Locate each line holding the string "surface" and copy it.

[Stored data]

■ ■ ■

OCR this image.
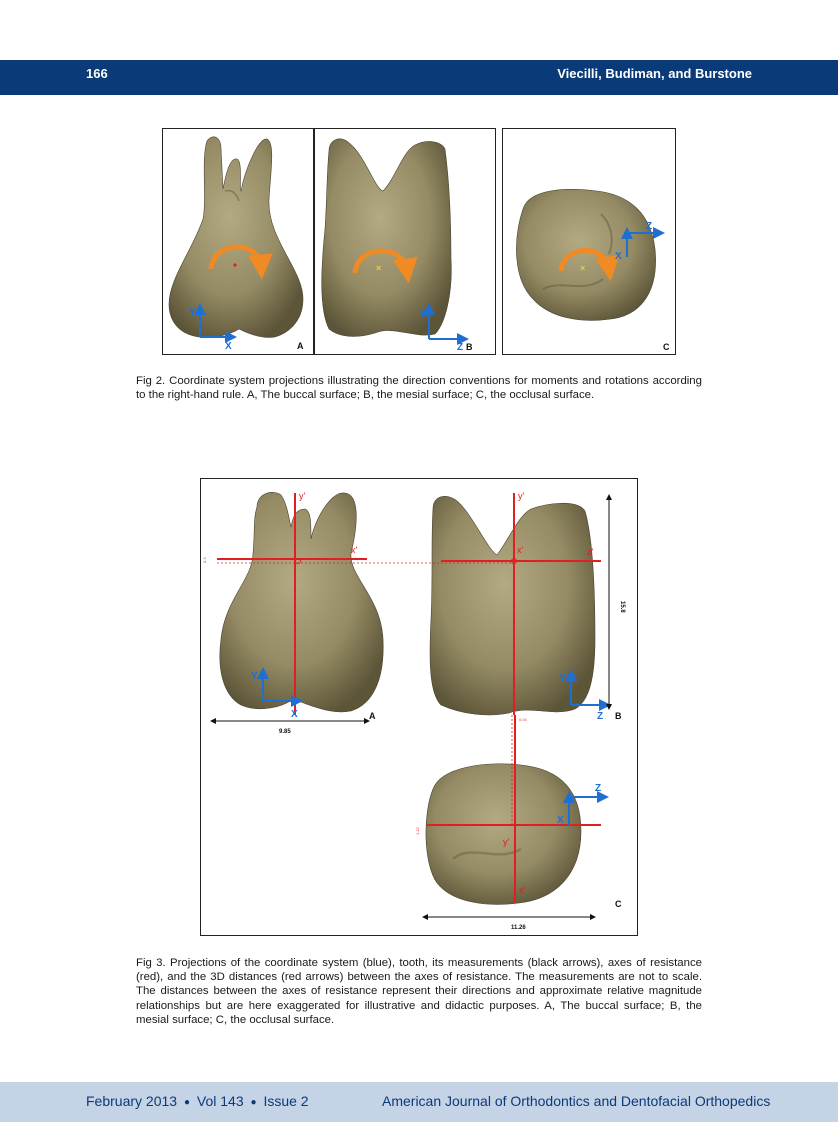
166	Viecilli, Budiman, and Burstone
Y
X	A
×
Y
Z B
×
Z
X
C
Fig 2. Coordinate system projections illustrating the direction conventions for moments and rotations according to the right-hand rule. A, The buccal surface; B, the mesial surface; C, the occlusal surface.
y'
x'
y'
x'	z'
y'
x'
0.3
0.04
1.12
Y
X
Y
Z
Z
X
9.85
15.8
11.26
A	B
C
Fig 3. Projections of the coordinate system (blue), tooth, its measurements (black arrows), axes of resistance (red), and the 3D distances (red arrows) between the axes of resistance. The measurements are not to scale. The distances between the axes of resistance represent their directions and approximate relative magnitude relationships but are here exaggerated for illustrative and didactic purposes. A, The buccal surface; B, the mesial surface; C, the occlusal surface.
February 2013 ● Vol 143 ● Issue 2	American Journal of Orthodontics and Dentofacial Orthopedics
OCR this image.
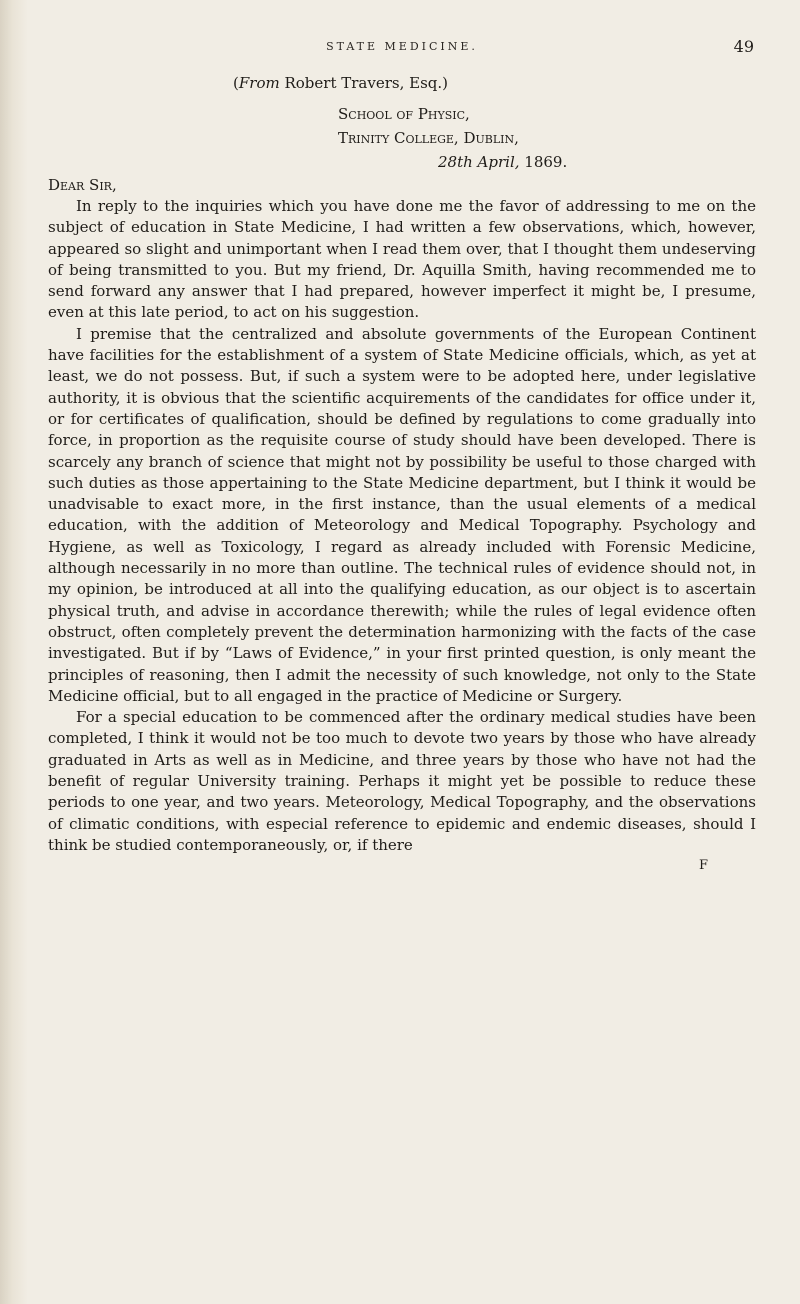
STATE MEDICINE.	49
(From Robert Travers, Esq.)
School of Physic,
Trinity College, Dublin,
28th April, 1869.
Dear Sir,

In reply to the inquiries which you have done me the favor of addressing to me on the subject of education in State Medicine, I had written a few observations, which, however, appeared so slight and unimportant when I read them over, that I thought them undeserving of being transmitted to you. But my friend, Dr. Aquilla Smith, having recommended me to send forward any answer that I had prepared, however imperfect it might be, I presume, even at this late period, to act on his suggestion.

I premise that the centralized and absolute governments of the European Continent have facilities for the establishment of a system of State Medicine officials, which, as yet at least, we do not possess. But, if such a system were to be adopted here, under legislative authority, it is obvious that the scientific acquirements of the candidates for office under it, or for certificates of qualification, should be defined by regulations to come gradually into force, in proportion as the requisite course of study should have been developed. There is scarcely any branch of science that might not by possibility be useful to those charged with such duties as those appertaining to the State Medicine department, but I think it would be unadvisable to exact more, in the first instance, than the usual elements of a medical education, with the addition of Meteorology and Medical Topography. Psychology and Hygiene, as well as Toxicology, I regard as already included with Forensic Medicine, although necessarily in no more than outline. The technical rules of evidence should not, in my opinion, be introduced at all into the qualifying education, as our object is to ascertain physical truth, and advise in accordance therewith; while the rules of legal evidence often obstruct, often completely prevent the determination harmonizing with the facts of the case investigated. But if by “Laws of Evidence,” in your first printed question, is only meant the principles of reasoning, then I admit the necessity of such knowledge, not only to the State Medicine official, but to all engaged in the practice of Medicine or Surgery.

For a special education to be commenced after the ordinary medical studies have been completed, I think it would not be too much to devote two years by those who have already graduated in Arts as well as in Medicine, and three years by those who have not had the benefit of regular University training. Perhaps it might yet be possible to reduce these periods to one year, and two years. Meteorology, Medical Topography, and the observations of climatic conditions, with especial reference to epidemic and endemic diseases, should I think be studied contemporaneously, or, if there

F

■ ■ ■

__FULL ANSWER__.
Fig 2. Coordinate system projections illustrating the direction conventions for moments and rotations according to the right-hand rule. A, The buccal surface; B, the mesial surface; C, the occlusal surface.
Fig 3. Projections of the coordinate system (blue), tooth, its measurements (black arrows), axes of resistance (red), and the 3D distances (red arrows) between the axes of resistance. The measurements are not to scale. The distances between the axes of resistance represent their directions and approximate relative magnitude relationships but are here exaggerated for illustrative and didactic purposes. A, The buccal surface; B, the mesial surface; C, the occlusal surface.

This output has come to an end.